Aim –
For each line that holds "Coué", copy the line out.

• • • •

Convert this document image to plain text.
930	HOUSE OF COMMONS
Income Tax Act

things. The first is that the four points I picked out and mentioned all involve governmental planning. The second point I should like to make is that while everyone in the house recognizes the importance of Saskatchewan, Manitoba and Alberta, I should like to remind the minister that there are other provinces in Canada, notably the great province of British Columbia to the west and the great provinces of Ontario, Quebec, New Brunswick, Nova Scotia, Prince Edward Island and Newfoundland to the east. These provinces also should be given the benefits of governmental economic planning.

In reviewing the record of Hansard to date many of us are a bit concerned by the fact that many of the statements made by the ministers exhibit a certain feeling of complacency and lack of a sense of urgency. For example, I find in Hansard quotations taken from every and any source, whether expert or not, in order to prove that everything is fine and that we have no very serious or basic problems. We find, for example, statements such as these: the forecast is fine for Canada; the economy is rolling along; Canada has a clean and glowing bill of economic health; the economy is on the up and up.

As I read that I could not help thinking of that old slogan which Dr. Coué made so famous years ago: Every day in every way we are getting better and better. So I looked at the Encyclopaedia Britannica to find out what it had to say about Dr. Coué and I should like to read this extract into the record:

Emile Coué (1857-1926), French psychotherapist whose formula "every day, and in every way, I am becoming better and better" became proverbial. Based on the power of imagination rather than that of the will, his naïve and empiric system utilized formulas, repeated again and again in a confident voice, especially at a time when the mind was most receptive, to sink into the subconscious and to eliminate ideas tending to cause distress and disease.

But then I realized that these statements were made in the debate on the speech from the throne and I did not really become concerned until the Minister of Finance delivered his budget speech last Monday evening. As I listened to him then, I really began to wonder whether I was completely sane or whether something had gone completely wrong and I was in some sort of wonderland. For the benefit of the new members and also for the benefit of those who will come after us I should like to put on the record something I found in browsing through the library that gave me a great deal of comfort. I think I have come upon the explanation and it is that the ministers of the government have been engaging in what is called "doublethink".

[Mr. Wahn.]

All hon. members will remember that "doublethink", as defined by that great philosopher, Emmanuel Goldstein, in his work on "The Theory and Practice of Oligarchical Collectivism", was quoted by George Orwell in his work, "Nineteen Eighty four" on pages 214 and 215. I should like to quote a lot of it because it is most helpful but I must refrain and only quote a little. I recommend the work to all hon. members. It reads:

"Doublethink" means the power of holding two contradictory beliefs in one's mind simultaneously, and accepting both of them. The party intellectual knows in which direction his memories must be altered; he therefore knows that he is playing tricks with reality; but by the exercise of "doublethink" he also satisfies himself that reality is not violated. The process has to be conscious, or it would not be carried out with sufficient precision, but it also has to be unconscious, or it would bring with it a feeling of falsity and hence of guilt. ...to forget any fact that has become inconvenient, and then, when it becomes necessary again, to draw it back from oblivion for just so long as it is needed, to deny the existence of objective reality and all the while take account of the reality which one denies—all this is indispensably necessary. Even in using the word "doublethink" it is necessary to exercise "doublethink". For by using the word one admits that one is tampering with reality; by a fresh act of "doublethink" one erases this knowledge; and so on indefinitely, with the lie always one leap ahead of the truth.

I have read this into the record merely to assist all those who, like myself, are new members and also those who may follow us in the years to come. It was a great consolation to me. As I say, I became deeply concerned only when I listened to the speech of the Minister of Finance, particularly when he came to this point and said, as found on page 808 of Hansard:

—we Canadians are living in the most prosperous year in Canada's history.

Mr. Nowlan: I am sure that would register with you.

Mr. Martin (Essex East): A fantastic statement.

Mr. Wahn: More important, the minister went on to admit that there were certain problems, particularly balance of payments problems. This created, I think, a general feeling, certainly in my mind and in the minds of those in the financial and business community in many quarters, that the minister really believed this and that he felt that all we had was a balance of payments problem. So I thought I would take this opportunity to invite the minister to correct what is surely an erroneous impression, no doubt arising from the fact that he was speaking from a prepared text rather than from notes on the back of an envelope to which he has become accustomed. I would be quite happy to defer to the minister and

• • • •

Answer to the exercise –
As I read that I could not help thinking of that old slogan which Dr. Coué made so famous years ago: Every day in every way we are getting better and better. So I looked at the Encyclopaedia Britannica to find out what it had to say about Dr. Coué and I should like to read this extract into the record:
Emile Coué (1857-1926), French psychotherapist whose formula "every day, and in every way, I am becoming better and better" became proverbial. Based on the power of imagination rather than that of the will, his naïve and empiric system utilized formulas, repeated again and again in a confident voice, especially at a time when the mind was most receptive, to sink into the subconscious and to eliminate ideas tending to cause distress and disease.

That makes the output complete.